Records follow. Copy every line with "selected".
### Items
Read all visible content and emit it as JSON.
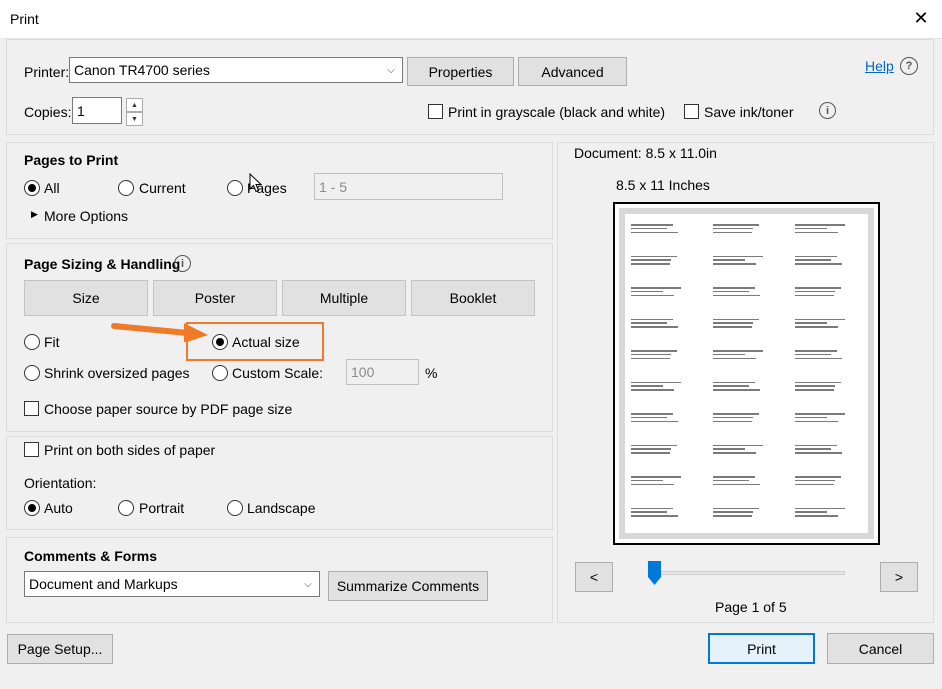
{
  "window": {
    "title": "Print"
  },
  "printer": {
    "label": "Printer:",
    "selected": "Canon TR4700 series",
    "properties_label": "Properties",
    "advanced_label": "Advanced",
    "help_label": "Help"
  },
  "copies": {
    "label": "Copies:",
    "value": "1"
  },
  "options": {
    "grayscale_label": "Print in grayscale (black and white)",
    "save_ink_label": "Save ink/toner"
  },
  "pages_to_print": {
    "heading": "Pages to Print",
    "all_label": "All",
    "current_label": "Current",
    "pages_label": "Pages",
    "pages_placeholder": "1 - 5",
    "more_options_label": "More Options"
  },
  "sizing": {
    "heading": "Page Sizing & Handling",
    "tabs": [
      "Size",
      "Poster",
      "Multiple",
      "Booklet"
    ],
    "fit_label": "Fit",
    "actual_label": "Actual size",
    "shrink_label": "Shrink oversized pages",
    "custom_label": "Custom Scale:",
    "custom_value": "100",
    "percent": "%",
    "paper_source_label": "Choose paper source by PDF page size"
  },
  "duplex": {
    "both_sides_label": "Print on both sides of paper",
    "orientation_label": "Orientation:",
    "auto_label": "Auto",
    "portrait_label": "Portrait",
    "landscape_label": "Landscape"
  },
  "comments": {
    "heading": "Comments & Forms",
    "selected": "Document and Markups",
    "summarize_label": "Summarize Comments"
  },
  "preview": {
    "document_size": "Document: 8.5 x 11.0in",
    "paper_size": "8.5 x 11 Inches",
    "prev_label": "<",
    "next_label": ">",
    "page_indicator": "Page 1 of 5",
    "slider_position": 0.0
  },
  "footer": {
    "page_setup_label": "Page Setup...",
    "print_label": "Print",
    "cancel_label": "Cancel"
  },
  "colors": {
    "accent": "#0078d7",
    "annotation": "#f07a28",
    "link": "#0066cc"
  }
}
######
(Response for this exercise)
    "selected": "Canon TR4700 series",
    "selected": "Document and Markups",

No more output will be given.